>> Begin

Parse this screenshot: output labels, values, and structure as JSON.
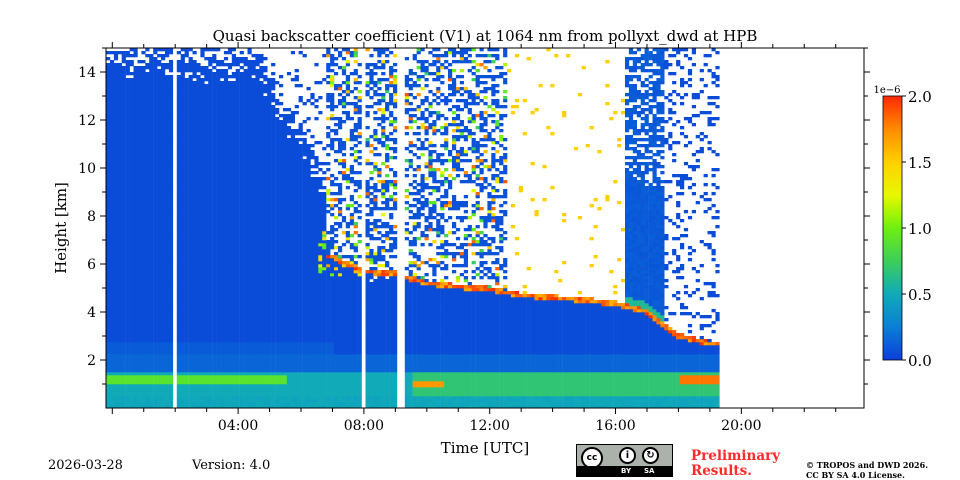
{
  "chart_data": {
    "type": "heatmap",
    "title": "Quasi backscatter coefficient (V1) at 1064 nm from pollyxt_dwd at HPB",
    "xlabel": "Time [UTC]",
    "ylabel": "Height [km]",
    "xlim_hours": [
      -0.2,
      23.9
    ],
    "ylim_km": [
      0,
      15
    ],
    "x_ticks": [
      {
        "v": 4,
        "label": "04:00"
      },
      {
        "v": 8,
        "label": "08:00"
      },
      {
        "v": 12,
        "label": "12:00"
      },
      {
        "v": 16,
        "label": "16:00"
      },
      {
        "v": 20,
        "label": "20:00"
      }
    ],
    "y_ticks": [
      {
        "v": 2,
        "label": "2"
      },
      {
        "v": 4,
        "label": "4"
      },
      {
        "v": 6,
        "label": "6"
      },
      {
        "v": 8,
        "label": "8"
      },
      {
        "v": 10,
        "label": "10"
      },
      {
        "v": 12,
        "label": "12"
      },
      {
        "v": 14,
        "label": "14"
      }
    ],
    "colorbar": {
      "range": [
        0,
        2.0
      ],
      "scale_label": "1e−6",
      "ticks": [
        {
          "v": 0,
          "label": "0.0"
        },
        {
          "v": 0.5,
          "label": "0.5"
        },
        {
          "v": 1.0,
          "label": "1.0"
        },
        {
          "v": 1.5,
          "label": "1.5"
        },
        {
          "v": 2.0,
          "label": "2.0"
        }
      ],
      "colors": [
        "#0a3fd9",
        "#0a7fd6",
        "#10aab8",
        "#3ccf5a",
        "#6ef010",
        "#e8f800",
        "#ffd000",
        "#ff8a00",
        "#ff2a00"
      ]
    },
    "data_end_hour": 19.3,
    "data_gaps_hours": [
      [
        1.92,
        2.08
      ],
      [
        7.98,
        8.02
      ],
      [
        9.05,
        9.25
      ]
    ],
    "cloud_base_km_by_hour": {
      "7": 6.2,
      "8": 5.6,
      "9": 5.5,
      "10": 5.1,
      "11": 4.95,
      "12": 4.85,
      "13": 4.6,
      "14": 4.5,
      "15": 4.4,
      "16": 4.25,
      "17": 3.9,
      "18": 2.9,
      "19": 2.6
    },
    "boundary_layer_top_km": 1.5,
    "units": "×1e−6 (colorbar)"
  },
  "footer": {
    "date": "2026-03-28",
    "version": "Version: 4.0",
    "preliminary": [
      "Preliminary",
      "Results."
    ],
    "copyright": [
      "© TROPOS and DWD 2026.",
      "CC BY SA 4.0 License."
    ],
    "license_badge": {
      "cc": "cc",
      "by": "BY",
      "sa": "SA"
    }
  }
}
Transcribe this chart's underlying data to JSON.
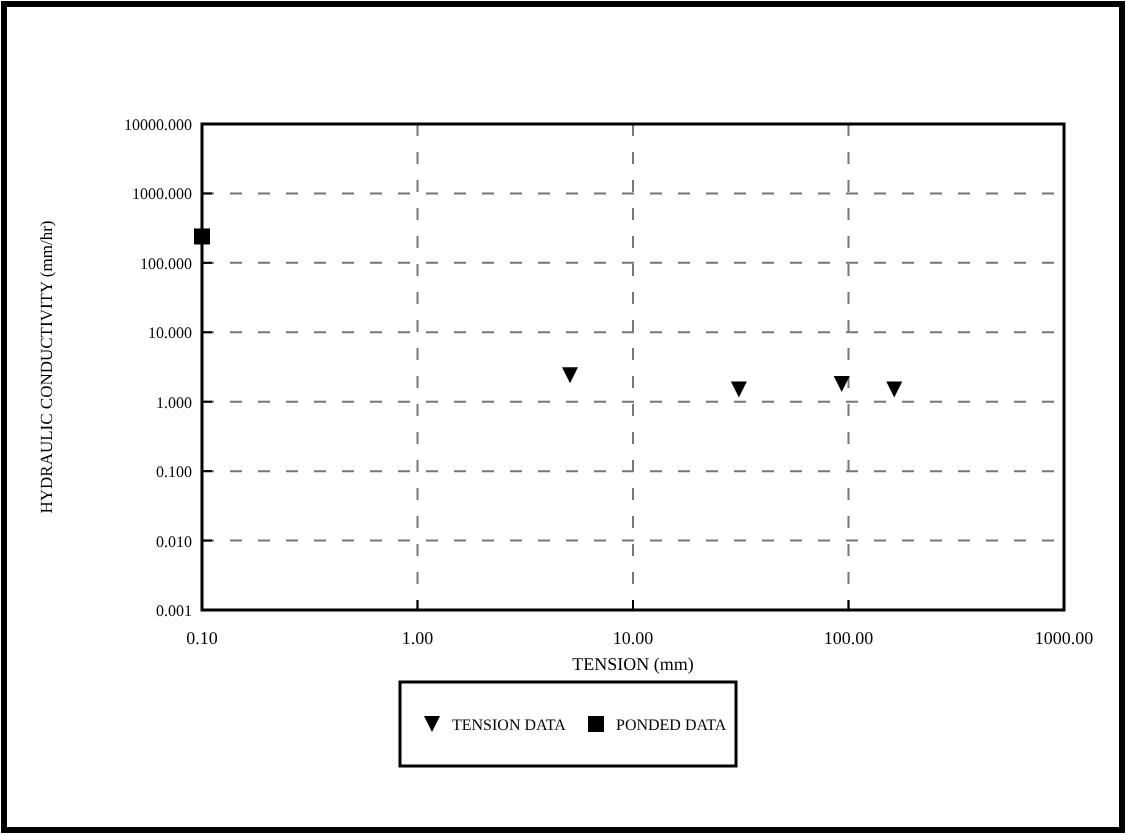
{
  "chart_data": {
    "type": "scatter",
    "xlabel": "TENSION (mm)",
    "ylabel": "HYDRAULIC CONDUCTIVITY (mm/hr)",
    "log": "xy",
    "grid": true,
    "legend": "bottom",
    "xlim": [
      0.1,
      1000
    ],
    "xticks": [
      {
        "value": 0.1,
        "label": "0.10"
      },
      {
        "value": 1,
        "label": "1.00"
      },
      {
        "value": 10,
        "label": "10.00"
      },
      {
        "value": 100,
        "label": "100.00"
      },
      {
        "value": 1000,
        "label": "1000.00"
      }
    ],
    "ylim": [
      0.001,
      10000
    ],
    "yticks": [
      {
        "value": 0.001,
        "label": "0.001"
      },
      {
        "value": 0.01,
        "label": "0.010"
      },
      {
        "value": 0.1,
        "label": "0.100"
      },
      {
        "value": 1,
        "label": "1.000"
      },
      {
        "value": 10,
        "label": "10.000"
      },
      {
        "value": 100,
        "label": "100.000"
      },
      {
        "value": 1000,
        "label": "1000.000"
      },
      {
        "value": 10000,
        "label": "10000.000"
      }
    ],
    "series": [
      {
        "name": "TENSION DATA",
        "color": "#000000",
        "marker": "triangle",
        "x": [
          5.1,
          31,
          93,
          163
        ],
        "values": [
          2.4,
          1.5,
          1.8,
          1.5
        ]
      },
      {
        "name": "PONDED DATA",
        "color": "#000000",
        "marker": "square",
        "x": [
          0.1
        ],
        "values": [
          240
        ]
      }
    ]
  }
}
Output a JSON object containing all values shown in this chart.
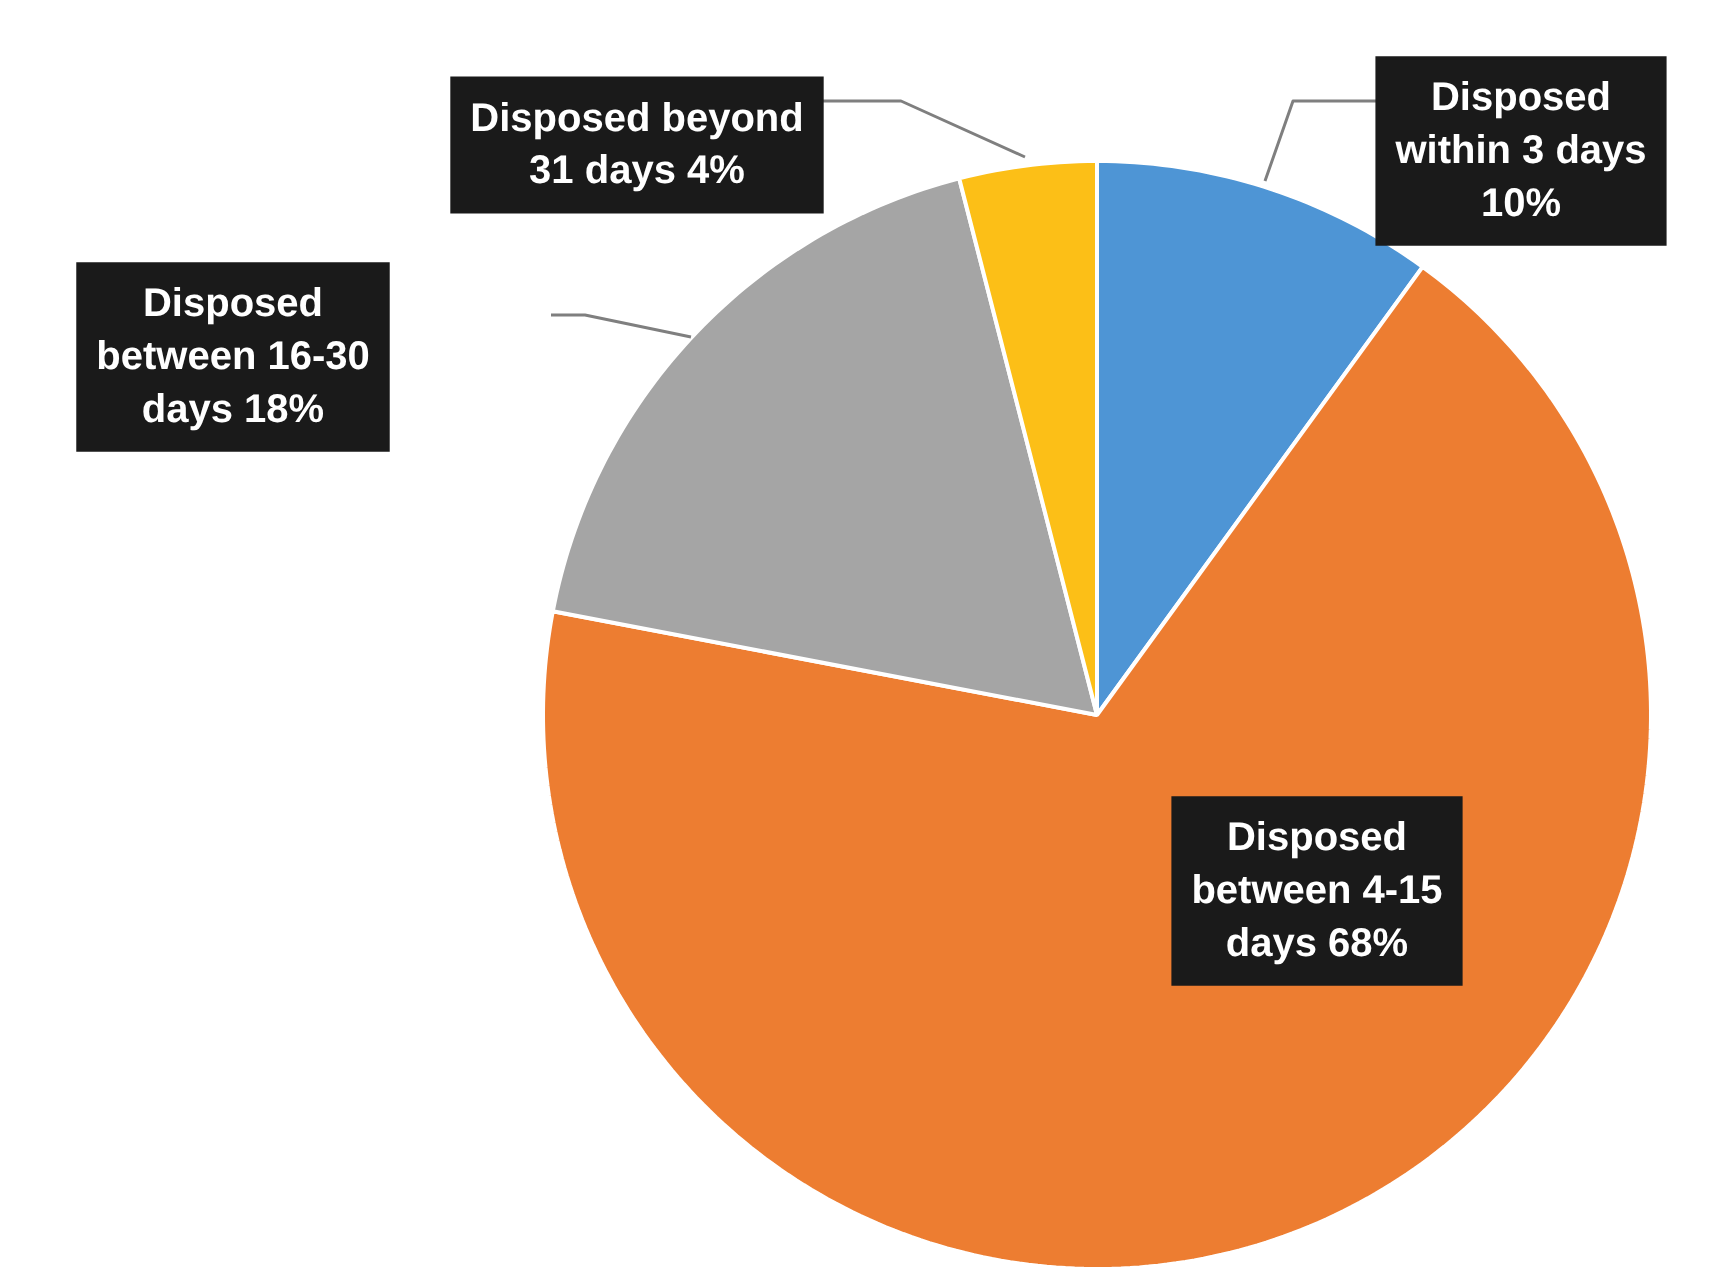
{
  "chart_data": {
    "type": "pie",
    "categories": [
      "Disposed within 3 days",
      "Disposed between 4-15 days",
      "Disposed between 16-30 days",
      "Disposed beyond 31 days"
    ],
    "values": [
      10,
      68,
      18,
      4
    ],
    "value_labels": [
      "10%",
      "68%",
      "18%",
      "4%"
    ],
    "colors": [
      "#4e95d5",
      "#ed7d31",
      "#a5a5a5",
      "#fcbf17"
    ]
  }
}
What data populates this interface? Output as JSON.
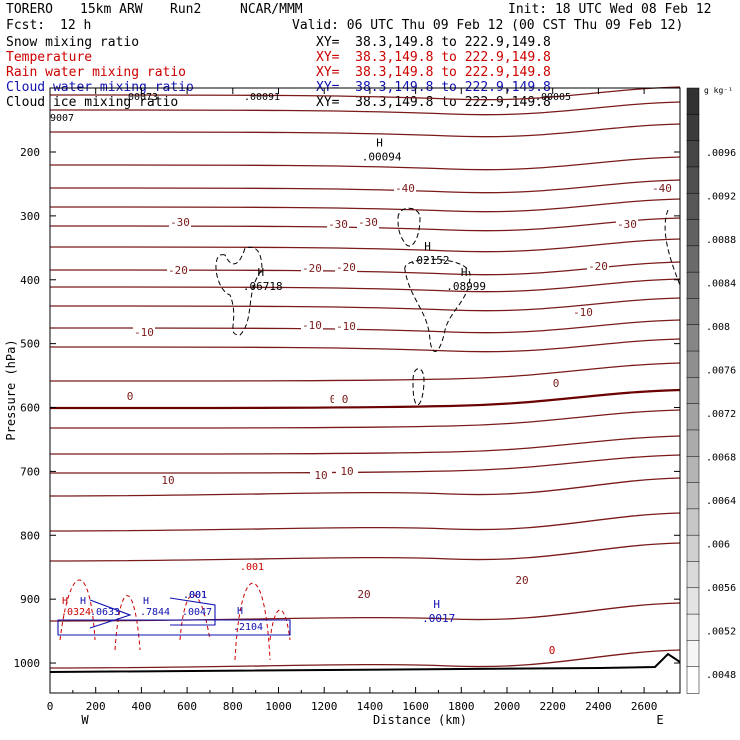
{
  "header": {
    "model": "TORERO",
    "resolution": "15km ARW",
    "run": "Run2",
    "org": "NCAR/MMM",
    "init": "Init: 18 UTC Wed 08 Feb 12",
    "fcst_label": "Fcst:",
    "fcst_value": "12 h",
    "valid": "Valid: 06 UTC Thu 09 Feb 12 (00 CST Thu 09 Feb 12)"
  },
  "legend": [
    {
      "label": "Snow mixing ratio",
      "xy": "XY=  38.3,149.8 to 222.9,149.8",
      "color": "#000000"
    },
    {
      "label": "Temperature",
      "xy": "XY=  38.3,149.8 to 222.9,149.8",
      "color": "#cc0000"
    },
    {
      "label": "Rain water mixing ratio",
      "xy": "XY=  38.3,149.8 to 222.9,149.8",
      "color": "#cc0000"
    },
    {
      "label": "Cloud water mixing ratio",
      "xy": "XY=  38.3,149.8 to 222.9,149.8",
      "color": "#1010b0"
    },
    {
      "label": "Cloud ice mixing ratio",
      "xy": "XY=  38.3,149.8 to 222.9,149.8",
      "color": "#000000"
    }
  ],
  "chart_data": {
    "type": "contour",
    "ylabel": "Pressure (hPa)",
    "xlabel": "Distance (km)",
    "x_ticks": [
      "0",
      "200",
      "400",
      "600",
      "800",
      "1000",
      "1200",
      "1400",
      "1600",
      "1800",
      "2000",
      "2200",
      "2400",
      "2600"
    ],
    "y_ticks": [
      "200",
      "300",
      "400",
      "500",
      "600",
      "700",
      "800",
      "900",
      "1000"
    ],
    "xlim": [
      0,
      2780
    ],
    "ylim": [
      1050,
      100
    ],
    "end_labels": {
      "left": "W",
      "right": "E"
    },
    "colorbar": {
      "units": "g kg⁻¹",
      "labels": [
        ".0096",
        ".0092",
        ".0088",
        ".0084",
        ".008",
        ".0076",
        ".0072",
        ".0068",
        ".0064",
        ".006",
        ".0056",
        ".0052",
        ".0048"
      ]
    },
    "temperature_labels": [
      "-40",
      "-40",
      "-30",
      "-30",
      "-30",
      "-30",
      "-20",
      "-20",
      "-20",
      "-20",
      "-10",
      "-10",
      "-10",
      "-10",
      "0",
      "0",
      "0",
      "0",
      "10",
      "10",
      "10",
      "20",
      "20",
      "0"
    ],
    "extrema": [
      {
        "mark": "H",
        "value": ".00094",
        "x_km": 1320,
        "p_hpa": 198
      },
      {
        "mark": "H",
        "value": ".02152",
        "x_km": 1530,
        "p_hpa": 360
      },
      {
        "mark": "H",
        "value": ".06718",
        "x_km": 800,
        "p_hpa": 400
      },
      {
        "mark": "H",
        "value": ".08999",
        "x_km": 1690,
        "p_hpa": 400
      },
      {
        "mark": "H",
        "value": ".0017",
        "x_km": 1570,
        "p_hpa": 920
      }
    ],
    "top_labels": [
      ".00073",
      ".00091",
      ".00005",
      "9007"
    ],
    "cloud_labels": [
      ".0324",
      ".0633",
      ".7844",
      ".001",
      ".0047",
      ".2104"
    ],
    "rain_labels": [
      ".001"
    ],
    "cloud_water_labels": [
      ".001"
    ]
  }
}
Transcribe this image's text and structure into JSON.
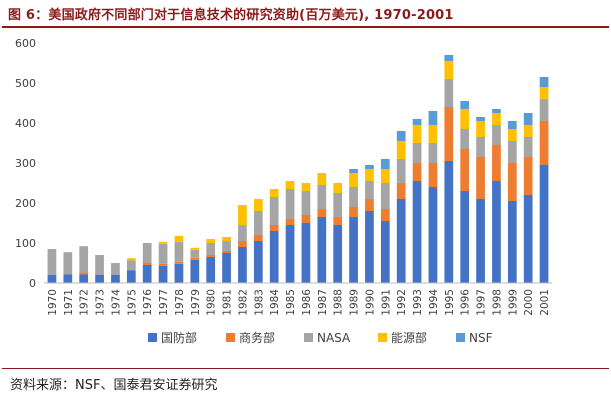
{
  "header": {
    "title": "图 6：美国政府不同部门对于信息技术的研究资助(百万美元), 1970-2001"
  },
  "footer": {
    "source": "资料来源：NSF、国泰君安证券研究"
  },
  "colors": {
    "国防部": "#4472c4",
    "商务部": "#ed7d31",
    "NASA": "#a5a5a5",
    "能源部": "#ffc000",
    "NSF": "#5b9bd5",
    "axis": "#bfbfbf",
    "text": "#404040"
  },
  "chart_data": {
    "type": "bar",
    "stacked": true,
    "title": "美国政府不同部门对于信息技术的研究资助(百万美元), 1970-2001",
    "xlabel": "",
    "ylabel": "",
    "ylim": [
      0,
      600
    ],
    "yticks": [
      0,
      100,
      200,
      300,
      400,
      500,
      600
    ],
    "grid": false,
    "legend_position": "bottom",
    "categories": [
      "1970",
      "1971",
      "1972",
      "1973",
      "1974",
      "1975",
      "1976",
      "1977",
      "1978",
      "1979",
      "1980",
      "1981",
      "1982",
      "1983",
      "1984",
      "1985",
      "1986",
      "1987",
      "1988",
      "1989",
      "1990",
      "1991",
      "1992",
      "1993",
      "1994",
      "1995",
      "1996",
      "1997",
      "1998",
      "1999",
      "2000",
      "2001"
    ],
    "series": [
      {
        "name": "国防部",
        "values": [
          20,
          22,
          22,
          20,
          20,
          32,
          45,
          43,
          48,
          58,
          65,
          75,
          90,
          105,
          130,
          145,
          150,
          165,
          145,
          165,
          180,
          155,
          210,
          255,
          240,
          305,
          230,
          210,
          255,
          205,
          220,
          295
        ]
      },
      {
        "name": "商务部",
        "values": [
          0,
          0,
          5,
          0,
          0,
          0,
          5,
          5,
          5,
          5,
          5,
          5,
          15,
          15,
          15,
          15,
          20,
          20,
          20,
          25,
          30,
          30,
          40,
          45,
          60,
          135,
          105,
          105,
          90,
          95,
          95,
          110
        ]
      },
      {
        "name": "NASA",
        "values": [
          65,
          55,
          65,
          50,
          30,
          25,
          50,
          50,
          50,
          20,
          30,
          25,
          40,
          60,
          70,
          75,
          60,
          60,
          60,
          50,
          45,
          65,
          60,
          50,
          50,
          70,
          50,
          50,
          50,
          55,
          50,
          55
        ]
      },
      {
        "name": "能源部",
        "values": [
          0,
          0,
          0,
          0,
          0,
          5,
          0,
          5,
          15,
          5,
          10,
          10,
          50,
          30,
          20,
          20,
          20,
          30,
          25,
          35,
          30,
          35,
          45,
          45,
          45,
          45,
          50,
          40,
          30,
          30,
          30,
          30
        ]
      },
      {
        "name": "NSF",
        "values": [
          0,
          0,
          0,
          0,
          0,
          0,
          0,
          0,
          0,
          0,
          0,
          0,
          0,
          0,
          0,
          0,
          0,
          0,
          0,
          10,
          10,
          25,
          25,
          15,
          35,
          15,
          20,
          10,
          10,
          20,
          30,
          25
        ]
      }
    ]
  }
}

>> End

In the records above, locate each line with the word "this". Copy all such lines.

Parse this screenshot: output labels, values, and structure as JSON.
Transcribe this chart's underlying data to JSON.
Output a JSON object containing all values shown in this chart.
What data populates this interface? Output as JSON.
Transcribe this image's text and structure into JSON.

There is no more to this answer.